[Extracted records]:
↓

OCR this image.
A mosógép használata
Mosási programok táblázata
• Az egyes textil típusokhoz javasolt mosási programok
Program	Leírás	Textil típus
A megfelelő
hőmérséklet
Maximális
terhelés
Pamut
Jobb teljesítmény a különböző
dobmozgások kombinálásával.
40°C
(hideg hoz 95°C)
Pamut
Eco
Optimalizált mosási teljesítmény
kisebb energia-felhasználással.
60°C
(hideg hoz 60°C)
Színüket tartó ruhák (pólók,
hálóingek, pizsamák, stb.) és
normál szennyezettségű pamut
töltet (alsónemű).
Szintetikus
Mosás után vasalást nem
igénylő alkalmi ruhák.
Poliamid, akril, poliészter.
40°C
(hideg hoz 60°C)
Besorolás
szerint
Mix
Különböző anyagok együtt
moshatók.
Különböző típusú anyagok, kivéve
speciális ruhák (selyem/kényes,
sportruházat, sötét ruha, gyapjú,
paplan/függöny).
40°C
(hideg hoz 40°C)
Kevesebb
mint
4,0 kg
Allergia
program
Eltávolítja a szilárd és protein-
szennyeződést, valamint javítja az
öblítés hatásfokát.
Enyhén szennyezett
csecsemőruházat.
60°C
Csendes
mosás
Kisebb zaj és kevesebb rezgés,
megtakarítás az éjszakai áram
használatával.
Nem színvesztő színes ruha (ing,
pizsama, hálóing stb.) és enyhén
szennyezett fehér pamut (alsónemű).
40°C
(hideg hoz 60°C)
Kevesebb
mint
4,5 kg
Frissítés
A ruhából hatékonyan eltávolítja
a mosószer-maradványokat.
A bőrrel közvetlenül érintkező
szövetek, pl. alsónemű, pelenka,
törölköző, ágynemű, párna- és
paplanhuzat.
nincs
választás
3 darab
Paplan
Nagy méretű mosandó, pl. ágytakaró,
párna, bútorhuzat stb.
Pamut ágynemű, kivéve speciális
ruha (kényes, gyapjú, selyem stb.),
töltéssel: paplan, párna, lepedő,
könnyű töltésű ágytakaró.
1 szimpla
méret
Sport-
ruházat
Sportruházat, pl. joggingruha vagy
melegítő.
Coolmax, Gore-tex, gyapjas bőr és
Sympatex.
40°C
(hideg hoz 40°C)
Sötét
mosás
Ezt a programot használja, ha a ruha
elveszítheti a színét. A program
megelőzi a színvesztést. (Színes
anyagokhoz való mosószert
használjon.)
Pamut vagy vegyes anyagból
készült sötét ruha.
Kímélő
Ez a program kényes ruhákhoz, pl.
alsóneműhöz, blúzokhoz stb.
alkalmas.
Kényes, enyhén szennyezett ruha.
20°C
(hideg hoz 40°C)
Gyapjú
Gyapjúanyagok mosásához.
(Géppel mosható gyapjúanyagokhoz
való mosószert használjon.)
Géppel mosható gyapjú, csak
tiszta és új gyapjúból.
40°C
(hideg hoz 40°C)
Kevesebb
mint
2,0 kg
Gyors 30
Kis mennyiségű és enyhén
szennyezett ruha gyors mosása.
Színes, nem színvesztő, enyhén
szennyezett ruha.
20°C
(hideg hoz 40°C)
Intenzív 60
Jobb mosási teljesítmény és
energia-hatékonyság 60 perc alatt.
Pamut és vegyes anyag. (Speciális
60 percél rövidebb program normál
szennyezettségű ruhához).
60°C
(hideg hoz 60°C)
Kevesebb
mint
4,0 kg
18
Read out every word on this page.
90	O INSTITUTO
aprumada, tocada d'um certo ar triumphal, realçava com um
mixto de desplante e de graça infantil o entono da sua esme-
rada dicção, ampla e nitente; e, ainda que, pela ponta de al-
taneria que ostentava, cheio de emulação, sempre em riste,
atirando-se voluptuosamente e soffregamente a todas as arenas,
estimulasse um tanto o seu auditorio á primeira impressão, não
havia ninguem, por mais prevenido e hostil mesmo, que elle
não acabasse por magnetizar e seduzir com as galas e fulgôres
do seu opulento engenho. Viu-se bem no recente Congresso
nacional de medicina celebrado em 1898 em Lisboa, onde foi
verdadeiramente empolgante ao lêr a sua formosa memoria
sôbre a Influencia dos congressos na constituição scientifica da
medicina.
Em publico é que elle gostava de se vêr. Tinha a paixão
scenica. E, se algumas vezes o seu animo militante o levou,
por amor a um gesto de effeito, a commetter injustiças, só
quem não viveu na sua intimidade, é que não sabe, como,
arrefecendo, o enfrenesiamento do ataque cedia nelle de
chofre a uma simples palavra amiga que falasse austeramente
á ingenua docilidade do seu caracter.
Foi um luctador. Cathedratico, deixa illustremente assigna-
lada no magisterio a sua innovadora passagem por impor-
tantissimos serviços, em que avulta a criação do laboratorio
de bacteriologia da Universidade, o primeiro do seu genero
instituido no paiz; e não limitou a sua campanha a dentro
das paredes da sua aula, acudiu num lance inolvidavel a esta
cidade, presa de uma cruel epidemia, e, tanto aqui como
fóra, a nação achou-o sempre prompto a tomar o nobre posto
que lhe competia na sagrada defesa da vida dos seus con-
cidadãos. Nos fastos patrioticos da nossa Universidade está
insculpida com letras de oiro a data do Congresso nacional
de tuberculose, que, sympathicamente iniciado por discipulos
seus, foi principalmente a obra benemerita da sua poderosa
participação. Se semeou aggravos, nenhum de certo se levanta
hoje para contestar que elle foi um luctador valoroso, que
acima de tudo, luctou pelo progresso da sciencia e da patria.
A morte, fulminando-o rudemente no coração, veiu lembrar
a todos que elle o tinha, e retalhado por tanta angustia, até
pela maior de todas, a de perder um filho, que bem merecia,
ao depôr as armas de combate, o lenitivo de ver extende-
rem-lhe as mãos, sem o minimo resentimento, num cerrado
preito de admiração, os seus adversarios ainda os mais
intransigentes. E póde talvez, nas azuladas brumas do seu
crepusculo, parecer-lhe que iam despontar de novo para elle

↑

Make an exact copy of every record listed above.

[RESPONSE BOX]:
OCR this image.
A mosógép használata
Mosási programok táblázata
• Az egyes textil típusokhoz javasolt mosási programok
Program	Leírás	Textil típus
A megfelelő
hőmérséklet
Maximális
terhelés
Pamut
Jobb teljesítmény a különböző
dobmozgások kombinálásával.
40°C
(hideg hoz 95°C)
Pamut
Eco
Optimalizált mosási teljesítmény
kisebb energia-felhasználással.
60°C
(hideg hoz 60°C)
Színüket tartó ruhák (pólók,
hálóingek, pizsamák, stb.) és
normál szennyezettségű pamut
töltet (alsónemű).
Szintetikus
Mosás után vasalást nem
igénylő alkalmi ruhák.
Poliamid, akril, poliészter.
40°C
(hideg hoz 60°C)
Besorolás
szerint
Mix
Különböző anyagok együtt
moshatók.
Különböző típusú anyagok, kivéve
speciális ruhák (selyem/kényes,
sportruházat, sötét ruha, gyapjú,
paplan/függöny).
40°C
(hideg hoz 40°C)
Kevesebb
mint
4,0 kg
Allergia
program
Eltávolítja a szilárd és protein-
szennyeződést, valamint javítja az
öblítés hatásfokát.
Enyhén szennyezett
csecsemőruházat.
60°C
Csendes
mosás
Kisebb zaj és kevesebb rezgés,
megtakarítás az éjszakai áram
használatával.
Nem színvesztő színes ruha (ing,
pizsama, hálóing stb.) és enyhén
szennyezett fehér pamut (alsónemű).
40°C
(hideg hoz 60°C)
Kevesebb
mint
4,5 kg
Frissítés
A ruhából hatékonyan eltávolítja
a mosószer-maradványokat.
A bőrrel közvetlenül érintkező
szövetek, pl. alsónemű, pelenka,
törölköző, ágynemű, párna- és
paplanhuzat.
nincs
választás
3 darab
Paplan
Nagy méretű mosandó, pl. ágytakaró,
párna, bútorhuzat stb.
Pamut ágynemű, kivéve speciális
ruha (kényes, gyapjú, selyem stb.),
töltéssel: paplan, párna, lepedő,
könnyű töltésű ágytakaró.
1 szimpla
méret
Sport-
ruházat
Sportruházat, pl. joggingruha vagy
melegítő.
Coolmax, Gore-tex, gyapjas bőr és
Sympatex.
40°C
(hideg hoz 40°C)
Sötét
mosás
Ezt a programot használja, ha a ruha
elveszítheti a színét. A program
megelőzi a színvesztést. (Színes
anyagokhoz való mosószert
használjon.)
Pamut vagy vegyes anyagból
készült sötét ruha.
Kímélő
Ez a program kényes ruhákhoz, pl.
alsóneműhöz, blúzokhoz stb.
alkalmas.
Kényes, enyhén szennyezett ruha.
20°C
(hideg hoz 40°C)
Gyapjú
Gyapjúanyagok mosásához.
(Géppel mosható gyapjúanyagokhoz
való mosószert használjon.)
Géppel mosható gyapjú, csak
tiszta és új gyapjúból.
40°C
(hideg hoz 40°C)
Kevesebb
mint
2,0 kg
Gyors 30
Kis mennyiségű és enyhén
szennyezett ruha gyors mosása.
Színes, nem színvesztő, enyhén
szennyezett ruha.
20°C
(hideg hoz 40°C)
Intenzív 60
Jobb mosási teljesítmény és
energia-hatékonyság 60 perc alatt.
Pamut és vegyes anyag. (Speciális
60 percél rövidebb program normál
szennyezettségű ruhához).
60°C
(hideg hoz 60°C)
Kevesebb
mint
4,0 kg
18
Read out every word on this page.
90	O INSTITUTO
aprumada, tocada d'um certo ar triumphal, realçava com um
mixto de desplante e de graça infantil o entono da sua esme-
rada dicção, ampla e nitente; e, ainda que, pela ponta de al-
taneria que ostentava, cheio de emulação, sempre em riste,
atirando-se voluptuosamente e soffregamente a todas as arenas,
estimulasse um tanto o seu auditorio á primeira impressão, não
havia ninguem, por mais prevenido e hostil mesmo, que elle
não acabasse por magnetizar e seduzir com as galas e fulgôres
do seu opulento engenho. Viu-se bem no recente Congresso
nacional de medicina celebrado em 1898 em Lisboa, onde foi
verdadeiramente empolgante ao lêr a sua formosa memoria
sôbre a Influencia dos congressos na constituição scientifica da
medicina.
Em publico é que elle gostava de se vêr. Tinha a paixão
scenica. E, se algumas vezes o seu animo militante o levou,
por amor a um gesto de effeito, a commetter injustiças, só
quem não viveu na sua intimidade, é que não sabe, como,
arrefecendo, o enfrenesiamento do ataque cedia nelle de
chofre a uma simples palavra amiga que falasse austeramente
á ingenua docilidade do seu caracter.
Foi um luctador. Cathedratico, deixa illustremente assigna-
lada no magisterio a sua innovadora passagem por impor-
tantissimos serviços, em que avulta a criação do laboratorio
de bacteriologia da Universidade, o primeiro do seu genero
instituido no paiz; e não limitou a sua campanha a dentro
das paredes da sua aula, acudiu num lance inolvidavel a esta
cidade, presa de uma cruel epidemia, e, tanto aqui como
fóra, a nação achou-o sempre prompto a tomar o nobre posto
que lhe competia na sagrada defesa da vida dos seus con-
cidadãos. Nos fastos patrioticos da nossa Universidade está
insculpida com letras de oiro a data do Congresso nacional
de tuberculose, que, sympathicamente iniciado por discipulos
seus, foi principalmente a obra benemerita da sua poderosa
participação. Se semeou aggravos, nenhum de certo se levanta
hoje para contestar que elle foi um luctador valoroso, que
acima de tudo, luctou pelo progresso da sciencia e da patria.
A morte, fulminando-o rudemente no coração, veiu lembrar
a todos que elle o tinha, e retalhado por tanta angustia, até
pela maior de todas, a de perder um filho, que bem merecia,
ao depôr as armas de combate, o lenitivo de ver extende-
rem-lhe as mãos, sem o minimo resentimento, num cerrado
preito de admiração, os seus adversarios ainda os mais
intransigentes. E póde talvez, nas azuladas brumas do seu
crepusculo, parecer-lhe que iam despontar de novo para elle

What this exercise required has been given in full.